◆ SELECTED TEXT ◆
Is michael-crazy/clawdog-backup safe?

https://github.com/openclaw/skills/tree/main/skills/michael-crazy/clawdog-backup

54
CAUTION

ClawDog Backup is a backup/restore skill whose core design continuously monitors and uploads the agent's identity and instruction files (SOUL.md, AGENTS.md, IDENTITY.md, USER.md, TOOLS.md) and full memory directory to OneDrive via rclone — creating a systematic, real-time exfiltration channel for all agent configuration data to whichever OneDrive account rclone is pointed at. The restore function additionally provides a write-back path that could be used to overwrite core agent files with attacker-controlled content, effectively enabling persistent reprogramming of agent behavior. No prompt injection was found in SKILL.md and canary files remained intact, but the architectural design of the skill presents unacceptable data-sovereignty risks for the agent's most sensitive operational files.

Category Scores

Prompt Injection 75/100 · 30%
Data Exfiltration 15/100 · 25%
Code Execution 50/100 · 20%
Clone Behavior 65/100 · 10%
Canary Integrity 90/100 · 10%
Behavioral Reasoning 35/100 · 5%

Findings (8)

◆ LISTED ENTRIES ◆
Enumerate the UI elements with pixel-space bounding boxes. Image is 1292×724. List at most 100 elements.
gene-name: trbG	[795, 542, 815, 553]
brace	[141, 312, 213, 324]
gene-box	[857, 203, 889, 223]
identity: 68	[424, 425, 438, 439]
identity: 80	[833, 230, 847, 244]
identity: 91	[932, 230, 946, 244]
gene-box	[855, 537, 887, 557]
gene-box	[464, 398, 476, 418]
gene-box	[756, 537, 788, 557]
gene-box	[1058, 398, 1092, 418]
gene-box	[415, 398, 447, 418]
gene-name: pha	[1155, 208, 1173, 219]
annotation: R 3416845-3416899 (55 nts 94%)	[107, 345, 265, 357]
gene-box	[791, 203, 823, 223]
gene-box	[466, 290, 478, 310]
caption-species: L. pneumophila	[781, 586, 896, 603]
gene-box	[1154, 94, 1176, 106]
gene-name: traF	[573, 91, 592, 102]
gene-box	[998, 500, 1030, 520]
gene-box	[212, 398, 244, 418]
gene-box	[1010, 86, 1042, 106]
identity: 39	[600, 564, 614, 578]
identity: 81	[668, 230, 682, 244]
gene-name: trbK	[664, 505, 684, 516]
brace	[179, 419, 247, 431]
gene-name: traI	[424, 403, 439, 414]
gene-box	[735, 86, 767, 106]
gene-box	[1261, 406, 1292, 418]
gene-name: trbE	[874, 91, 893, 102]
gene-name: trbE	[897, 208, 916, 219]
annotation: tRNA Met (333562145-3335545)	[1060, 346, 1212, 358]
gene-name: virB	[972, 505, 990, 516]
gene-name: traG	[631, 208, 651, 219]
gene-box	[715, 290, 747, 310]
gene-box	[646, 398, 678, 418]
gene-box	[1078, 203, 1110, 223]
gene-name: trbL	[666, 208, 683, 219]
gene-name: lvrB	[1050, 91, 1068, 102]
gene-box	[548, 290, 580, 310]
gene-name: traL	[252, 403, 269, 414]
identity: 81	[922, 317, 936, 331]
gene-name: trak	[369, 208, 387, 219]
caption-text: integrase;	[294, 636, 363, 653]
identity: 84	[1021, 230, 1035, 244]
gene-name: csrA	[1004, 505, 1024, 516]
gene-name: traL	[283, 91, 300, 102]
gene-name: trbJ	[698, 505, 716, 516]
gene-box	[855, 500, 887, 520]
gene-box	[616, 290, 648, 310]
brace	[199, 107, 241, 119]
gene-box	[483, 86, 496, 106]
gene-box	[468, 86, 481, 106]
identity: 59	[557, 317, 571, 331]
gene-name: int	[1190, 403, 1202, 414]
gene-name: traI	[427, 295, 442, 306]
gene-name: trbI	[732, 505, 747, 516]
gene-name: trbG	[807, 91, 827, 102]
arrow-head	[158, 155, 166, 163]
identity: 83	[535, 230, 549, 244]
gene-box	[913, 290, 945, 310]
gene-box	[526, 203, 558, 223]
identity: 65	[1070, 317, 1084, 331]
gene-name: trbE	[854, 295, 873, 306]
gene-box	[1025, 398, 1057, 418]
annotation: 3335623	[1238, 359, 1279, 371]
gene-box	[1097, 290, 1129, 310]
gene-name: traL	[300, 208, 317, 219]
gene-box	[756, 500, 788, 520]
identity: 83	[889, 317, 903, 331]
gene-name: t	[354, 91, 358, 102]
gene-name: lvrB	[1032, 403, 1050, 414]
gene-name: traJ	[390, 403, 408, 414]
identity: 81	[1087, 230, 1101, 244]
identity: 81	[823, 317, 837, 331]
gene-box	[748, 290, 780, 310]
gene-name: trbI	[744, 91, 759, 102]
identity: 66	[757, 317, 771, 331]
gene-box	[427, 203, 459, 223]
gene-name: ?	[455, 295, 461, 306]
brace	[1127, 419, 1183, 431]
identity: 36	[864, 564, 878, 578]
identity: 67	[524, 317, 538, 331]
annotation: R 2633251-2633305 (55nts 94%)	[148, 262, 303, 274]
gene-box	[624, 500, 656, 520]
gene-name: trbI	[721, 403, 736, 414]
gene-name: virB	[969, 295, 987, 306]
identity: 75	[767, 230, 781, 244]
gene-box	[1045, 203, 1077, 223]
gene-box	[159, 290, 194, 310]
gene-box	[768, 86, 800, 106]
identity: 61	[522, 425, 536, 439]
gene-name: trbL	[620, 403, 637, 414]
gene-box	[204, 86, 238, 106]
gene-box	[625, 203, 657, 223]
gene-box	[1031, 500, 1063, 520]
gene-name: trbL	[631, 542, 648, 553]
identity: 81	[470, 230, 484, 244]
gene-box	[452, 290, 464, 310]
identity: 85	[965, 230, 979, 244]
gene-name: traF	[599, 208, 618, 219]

◆ YOUR OBJECTIVE ◆
Copy the safety report starting at "Prompt Injection 75/100" and ending at "Findings (8)", but switch "Code Execution" to "Command Execution". Use only the safety report to answer.

◆ TASK OUTPUT ◆
Prompt Injection 75/100 · 30%
Data Exfiltration 15/100 · 25%
Command Execution 50/100 · 20%
Clone Behavior 65/100 · 10%
Canary Integrity 90/100 · 10%
Behavioral Reasoning 35/100 · 5%

Findings (8)